SET EXERCISE
Going through the material below, please gather all lines with the word "text" in them.

MATERIAL SHOWN
- - -

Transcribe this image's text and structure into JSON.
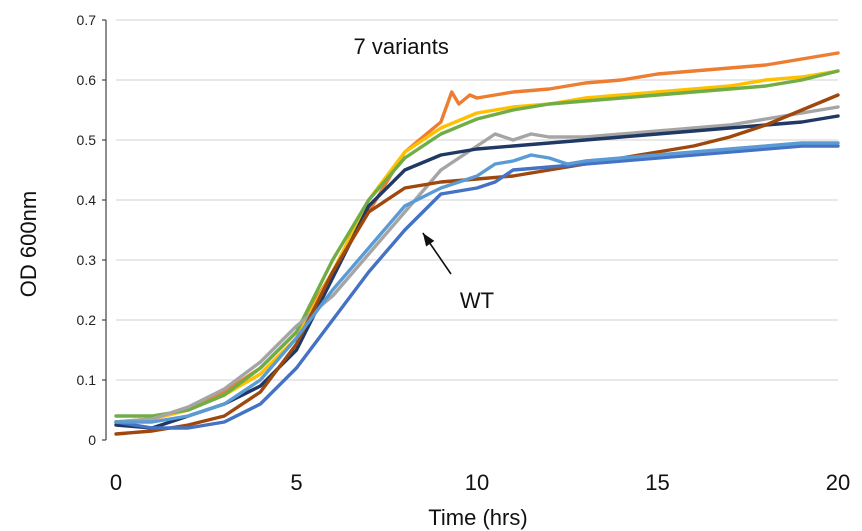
{
  "chart_data": {
    "type": "line",
    "title": "",
    "xlabel": "Time (hrs)",
    "ylabel": "OD 600nm",
    "xlim": [
      0,
      20
    ],
    "ylim": [
      0,
      0.7
    ],
    "x_ticks": [
      0,
      5,
      10,
      15,
      20
    ],
    "x_tick_labels": [
      "0",
      "5",
      "10",
      "15",
      "20"
    ],
    "y_ticks": [
      0,
      0.1,
      0.2,
      0.3,
      0.4,
      0.5,
      0.6,
      0.7
    ],
    "y_tick_labels": [
      "0",
      "0.1",
      "0.2",
      "0.3",
      "0.4",
      "0.5",
      "0.6",
      "0.7"
    ],
    "grid": true,
    "legend": "none",
    "annotations": [
      {
        "text": "7 variants",
        "x": 7.9,
        "y": 0.643
      },
      {
        "text": "WT",
        "x": 10.0,
        "y": 0.22,
        "arrow_to": [
          8.5,
          0.345
        ]
      }
    ],
    "series": [
      {
        "color": "#ED7D31",
        "points": [
          [
            0,
            0.03
          ],
          [
            1,
            0.035
          ],
          [
            2,
            0.05
          ],
          [
            3,
            0.08
          ],
          [
            4,
            0.12
          ],
          [
            5,
            0.18
          ],
          [
            6,
            0.28
          ],
          [
            7,
            0.38
          ],
          [
            8,
            0.48
          ],
          [
            9,
            0.53
          ],
          [
            9.3,
            0.58
          ],
          [
            9.5,
            0.56
          ],
          [
            9.8,
            0.575
          ],
          [
            10,
            0.57
          ],
          [
            11,
            0.58
          ],
          [
            12,
            0.585
          ],
          [
            13,
            0.595
          ],
          [
            14,
            0.6
          ],
          [
            15,
            0.61
          ],
          [
            16,
            0.615
          ],
          [
            17,
            0.62
          ],
          [
            18,
            0.625
          ],
          [
            19,
            0.635
          ],
          [
            20,
            0.645
          ]
        ]
      },
      {
        "color": "#FFC000",
        "points": [
          [
            0,
            0.03
          ],
          [
            1,
            0.035
          ],
          [
            2,
            0.05
          ],
          [
            3,
            0.075
          ],
          [
            4,
            0.11
          ],
          [
            5,
            0.17
          ],
          [
            6,
            0.28
          ],
          [
            7,
            0.4
          ],
          [
            8,
            0.48
          ],
          [
            9,
            0.52
          ],
          [
            10,
            0.545
          ],
          [
            11,
            0.555
          ],
          [
            12,
            0.56
          ],
          [
            13,
            0.57
          ],
          [
            14,
            0.575
          ],
          [
            15,
            0.58
          ],
          [
            16,
            0.585
          ],
          [
            17,
            0.59
          ],
          [
            18,
            0.6
          ],
          [
            19,
            0.605
          ],
          [
            20,
            0.615
          ]
        ]
      },
      {
        "color": "#70AD47",
        "points": [
          [
            0,
            0.04
          ],
          [
            1,
            0.04
          ],
          [
            2,
            0.05
          ],
          [
            3,
            0.075
          ],
          [
            4,
            0.12
          ],
          [
            5,
            0.18
          ],
          [
            6,
            0.3
          ],
          [
            7,
            0.4
          ],
          [
            8,
            0.47
          ],
          [
            9,
            0.51
          ],
          [
            10,
            0.535
          ],
          [
            11,
            0.55
          ],
          [
            12,
            0.56
          ],
          [
            13,
            0.565
          ],
          [
            14,
            0.57
          ],
          [
            15,
            0.575
          ],
          [
            16,
            0.58
          ],
          [
            17,
            0.585
          ],
          [
            18,
            0.59
          ],
          [
            19,
            0.6
          ],
          [
            20,
            0.615
          ]
        ]
      },
      {
        "color": "#A5A5A5",
        "points": [
          [
            0,
            0.03
          ],
          [
            1,
            0.035
          ],
          [
            2,
            0.055
          ],
          [
            3,
            0.085
          ],
          [
            4,
            0.13
          ],
          [
            5,
            0.19
          ],
          [
            6,
            0.24
          ],
          [
            7,
            0.31
          ],
          [
            8,
            0.38
          ],
          [
            9,
            0.45
          ],
          [
            10,
            0.49
          ],
          [
            10.5,
            0.51
          ],
          [
            11,
            0.5
          ],
          [
            11.5,
            0.51
          ],
          [
            12,
            0.505
          ],
          [
            13,
            0.505
          ],
          [
            14,
            0.51
          ],
          [
            15,
            0.515
          ],
          [
            16,
            0.52
          ],
          [
            17,
            0.525
          ],
          [
            18,
            0.535
          ],
          [
            19,
            0.545
          ],
          [
            20,
            0.555
          ]
        ]
      },
      {
        "color": "#203864",
        "points": [
          [
            0,
            0.025
          ],
          [
            1,
            0.02
          ],
          [
            2,
            0.04
          ],
          [
            3,
            0.06
          ],
          [
            4,
            0.09
          ],
          [
            5,
            0.15
          ],
          [
            6,
            0.27
          ],
          [
            7,
            0.39
          ],
          [
            8,
            0.45
          ],
          [
            9,
            0.475
          ],
          [
            10,
            0.485
          ],
          [
            11,
            0.49
          ],
          [
            12,
            0.495
          ],
          [
            13,
            0.5
          ],
          [
            14,
            0.505
          ],
          [
            15,
            0.51
          ],
          [
            16,
            0.515
          ],
          [
            17,
            0.52
          ],
          [
            18,
            0.525
          ],
          [
            19,
            0.53
          ],
          [
            20,
            0.54
          ]
        ]
      },
      {
        "color": "#9E480E",
        "points": [
          [
            0,
            0.01
          ],
          [
            1,
            0.015
          ],
          [
            2,
            0.025
          ],
          [
            3,
            0.04
          ],
          [
            4,
            0.08
          ],
          [
            5,
            0.16
          ],
          [
            6,
            0.28
          ],
          [
            7,
            0.38
          ],
          [
            8,
            0.42
          ],
          [
            9,
            0.43
          ],
          [
            10,
            0.435
          ],
          [
            11,
            0.44
          ],
          [
            12,
            0.45
          ],
          [
            13,
            0.46
          ],
          [
            14,
            0.47
          ],
          [
            15,
            0.48
          ],
          [
            16,
            0.49
          ],
          [
            17,
            0.505
          ],
          [
            18,
            0.525
          ],
          [
            19,
            0.55
          ],
          [
            20,
            0.575
          ]
        ]
      },
      {
        "color": "#4472C4",
        "points": [
          [
            0,
            0.03
          ],
          [
            1,
            0.02
          ],
          [
            2,
            0.02
          ],
          [
            3,
            0.03
          ],
          [
            4,
            0.06
          ],
          [
            5,
            0.12
          ],
          [
            6,
            0.2
          ],
          [
            7,
            0.28
          ],
          [
            8,
            0.35
          ],
          [
            9,
            0.41
          ],
          [
            10,
            0.42
          ],
          [
            10.5,
            0.43
          ],
          [
            11,
            0.45
          ],
          [
            12,
            0.455
          ],
          [
            13,
            0.46
          ],
          [
            14,
            0.465
          ],
          [
            15,
            0.47
          ],
          [
            16,
            0.475
          ],
          [
            17,
            0.48
          ],
          [
            18,
            0.485
          ],
          [
            19,
            0.49
          ],
          [
            20,
            0.49
          ]
        ]
      },
      {
        "color": "#5B9BD5",
        "points": [
          [
            0,
            0.03
          ],
          [
            1,
            0.03
          ],
          [
            2,
            0.04
          ],
          [
            3,
            0.06
          ],
          [
            4,
            0.1
          ],
          [
            5,
            0.17
          ],
          [
            6,
            0.25
          ],
          [
            7,
            0.32
          ],
          [
            8,
            0.39
          ],
          [
            9,
            0.42
          ],
          [
            10,
            0.44
          ],
          [
            10.5,
            0.46
          ],
          [
            11,
            0.465
          ],
          [
            11.5,
            0.475
          ],
          [
            12,
            0.47
          ],
          [
            12.5,
            0.46
          ],
          [
            13,
            0.465
          ],
          [
            14,
            0.47
          ],
          [
            15,
            0.475
          ],
          [
            16,
            0.48
          ],
          [
            17,
            0.485
          ],
          [
            18,
            0.49
          ],
          [
            19,
            0.495
          ],
          [
            20,
            0.495
          ]
        ]
      }
    ]
  }
}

- - -

WRITTEN SOLUTION
Transcribe this image's text and structure into JSON.
        "text": "7 variants",
        "text": "WT",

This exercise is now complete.